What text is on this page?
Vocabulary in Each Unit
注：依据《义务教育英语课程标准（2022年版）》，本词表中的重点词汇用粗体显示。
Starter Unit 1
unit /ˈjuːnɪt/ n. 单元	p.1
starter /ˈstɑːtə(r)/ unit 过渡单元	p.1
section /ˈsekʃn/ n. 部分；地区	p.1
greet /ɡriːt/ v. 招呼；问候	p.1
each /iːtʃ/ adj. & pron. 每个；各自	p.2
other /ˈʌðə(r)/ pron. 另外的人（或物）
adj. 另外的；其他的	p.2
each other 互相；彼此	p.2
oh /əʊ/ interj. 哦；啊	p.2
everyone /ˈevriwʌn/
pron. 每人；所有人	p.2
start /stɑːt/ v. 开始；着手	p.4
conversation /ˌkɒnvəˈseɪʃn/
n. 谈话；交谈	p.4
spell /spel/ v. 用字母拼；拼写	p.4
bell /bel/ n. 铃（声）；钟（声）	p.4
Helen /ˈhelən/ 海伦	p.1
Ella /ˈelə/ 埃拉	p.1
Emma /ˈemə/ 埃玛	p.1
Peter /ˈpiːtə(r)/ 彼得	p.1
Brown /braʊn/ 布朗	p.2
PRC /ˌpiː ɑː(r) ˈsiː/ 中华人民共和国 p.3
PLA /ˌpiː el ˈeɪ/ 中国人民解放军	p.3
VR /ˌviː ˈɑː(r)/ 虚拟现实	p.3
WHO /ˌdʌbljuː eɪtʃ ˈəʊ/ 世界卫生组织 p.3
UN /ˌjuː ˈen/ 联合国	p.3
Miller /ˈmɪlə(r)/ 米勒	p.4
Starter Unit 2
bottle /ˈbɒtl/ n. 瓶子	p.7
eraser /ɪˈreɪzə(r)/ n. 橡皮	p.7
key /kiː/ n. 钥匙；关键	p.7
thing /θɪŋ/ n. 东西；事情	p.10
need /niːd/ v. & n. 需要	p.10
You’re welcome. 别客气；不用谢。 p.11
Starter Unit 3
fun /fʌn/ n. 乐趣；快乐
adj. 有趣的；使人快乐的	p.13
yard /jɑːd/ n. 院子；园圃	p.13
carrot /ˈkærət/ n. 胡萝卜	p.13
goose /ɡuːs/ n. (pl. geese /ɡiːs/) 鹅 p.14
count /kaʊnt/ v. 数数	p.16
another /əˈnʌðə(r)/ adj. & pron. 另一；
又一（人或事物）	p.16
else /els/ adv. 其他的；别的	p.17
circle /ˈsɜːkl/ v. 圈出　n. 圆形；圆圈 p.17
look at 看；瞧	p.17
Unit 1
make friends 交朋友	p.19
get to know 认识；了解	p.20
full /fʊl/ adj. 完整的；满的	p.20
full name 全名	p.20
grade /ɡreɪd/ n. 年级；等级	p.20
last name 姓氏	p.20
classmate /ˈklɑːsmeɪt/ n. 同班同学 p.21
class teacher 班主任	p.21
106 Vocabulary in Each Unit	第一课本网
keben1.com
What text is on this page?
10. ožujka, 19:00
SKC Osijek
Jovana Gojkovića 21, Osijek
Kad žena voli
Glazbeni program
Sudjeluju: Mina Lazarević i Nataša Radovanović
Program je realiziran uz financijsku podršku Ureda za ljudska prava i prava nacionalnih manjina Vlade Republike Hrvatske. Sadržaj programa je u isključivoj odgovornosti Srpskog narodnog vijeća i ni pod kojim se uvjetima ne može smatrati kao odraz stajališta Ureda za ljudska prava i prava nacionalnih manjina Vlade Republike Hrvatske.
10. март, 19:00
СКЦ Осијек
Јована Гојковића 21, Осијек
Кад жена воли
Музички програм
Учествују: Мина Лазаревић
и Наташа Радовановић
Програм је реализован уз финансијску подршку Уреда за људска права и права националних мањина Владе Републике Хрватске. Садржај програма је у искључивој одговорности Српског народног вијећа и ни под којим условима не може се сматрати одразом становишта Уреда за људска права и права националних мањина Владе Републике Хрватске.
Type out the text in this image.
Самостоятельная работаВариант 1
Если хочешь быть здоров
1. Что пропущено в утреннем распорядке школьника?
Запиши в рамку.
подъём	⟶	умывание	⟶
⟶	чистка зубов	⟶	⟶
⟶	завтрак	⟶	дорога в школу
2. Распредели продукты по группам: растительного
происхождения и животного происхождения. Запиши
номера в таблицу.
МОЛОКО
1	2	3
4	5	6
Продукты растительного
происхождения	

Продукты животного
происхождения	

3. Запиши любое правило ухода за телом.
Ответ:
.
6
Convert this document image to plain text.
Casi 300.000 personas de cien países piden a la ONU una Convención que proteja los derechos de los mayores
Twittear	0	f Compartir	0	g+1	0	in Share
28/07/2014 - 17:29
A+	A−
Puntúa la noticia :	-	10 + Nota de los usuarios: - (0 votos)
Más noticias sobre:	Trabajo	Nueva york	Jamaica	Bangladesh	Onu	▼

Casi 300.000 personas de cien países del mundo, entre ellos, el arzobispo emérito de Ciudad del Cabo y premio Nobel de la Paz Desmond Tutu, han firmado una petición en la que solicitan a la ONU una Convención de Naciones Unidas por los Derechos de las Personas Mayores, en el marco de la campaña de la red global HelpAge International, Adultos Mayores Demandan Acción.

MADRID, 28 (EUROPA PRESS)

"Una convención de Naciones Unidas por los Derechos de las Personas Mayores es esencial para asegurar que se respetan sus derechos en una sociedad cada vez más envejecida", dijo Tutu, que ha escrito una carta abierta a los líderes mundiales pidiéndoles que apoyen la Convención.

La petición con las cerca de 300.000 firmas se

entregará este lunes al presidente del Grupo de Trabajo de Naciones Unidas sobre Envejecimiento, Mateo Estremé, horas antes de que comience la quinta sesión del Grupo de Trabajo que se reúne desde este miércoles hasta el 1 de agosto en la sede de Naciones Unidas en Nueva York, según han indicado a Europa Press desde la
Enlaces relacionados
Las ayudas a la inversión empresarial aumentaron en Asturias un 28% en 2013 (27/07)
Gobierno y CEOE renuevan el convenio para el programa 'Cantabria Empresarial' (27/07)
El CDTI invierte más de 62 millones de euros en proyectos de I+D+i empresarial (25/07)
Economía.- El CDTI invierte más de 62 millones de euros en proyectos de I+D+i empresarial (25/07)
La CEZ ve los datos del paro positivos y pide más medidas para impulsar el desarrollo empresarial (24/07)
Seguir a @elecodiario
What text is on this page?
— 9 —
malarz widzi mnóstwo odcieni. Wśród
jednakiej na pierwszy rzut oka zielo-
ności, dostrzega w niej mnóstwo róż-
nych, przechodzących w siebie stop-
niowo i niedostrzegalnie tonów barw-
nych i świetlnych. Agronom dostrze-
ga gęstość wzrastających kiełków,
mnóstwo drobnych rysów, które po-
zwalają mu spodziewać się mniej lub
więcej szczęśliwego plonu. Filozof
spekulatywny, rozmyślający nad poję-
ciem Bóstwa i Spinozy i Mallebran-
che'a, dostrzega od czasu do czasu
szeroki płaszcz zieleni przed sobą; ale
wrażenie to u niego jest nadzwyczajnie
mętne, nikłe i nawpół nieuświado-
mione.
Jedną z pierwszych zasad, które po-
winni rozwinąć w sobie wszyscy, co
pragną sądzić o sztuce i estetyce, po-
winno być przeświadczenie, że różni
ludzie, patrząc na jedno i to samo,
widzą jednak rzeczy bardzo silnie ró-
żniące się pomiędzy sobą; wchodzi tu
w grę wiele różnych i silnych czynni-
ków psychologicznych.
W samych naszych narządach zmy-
+++
→ **GIVEN REQUEST**:
Find and copy each line above that includes the string "Tutu".

→ **SOLVED EXERCISE**:
Casi 300.000 personas de cien países del mundo, entre ellos, el arzobispo emérito de Ciudad del Cabo y premio Nobel de la Paz Desmond Tutu, han firmado una petición en la que solicitan a la ONU una Convención de Naciones Unidas por los Derechos de las Personas Mayores, en el marco de la campaña de la red global HelpAge International, Adultos Mayores Demandan Acción.
"Una convención de Naciones Unidas por los Derechos de las Personas Mayores es esencial para asegurar que se respetan sus derechos en una sociedad cada vez más envejecida", dijo Tutu, que ha escrito una carta abierta a los líderes mundiales pidiéndoles que apoyen la Convención.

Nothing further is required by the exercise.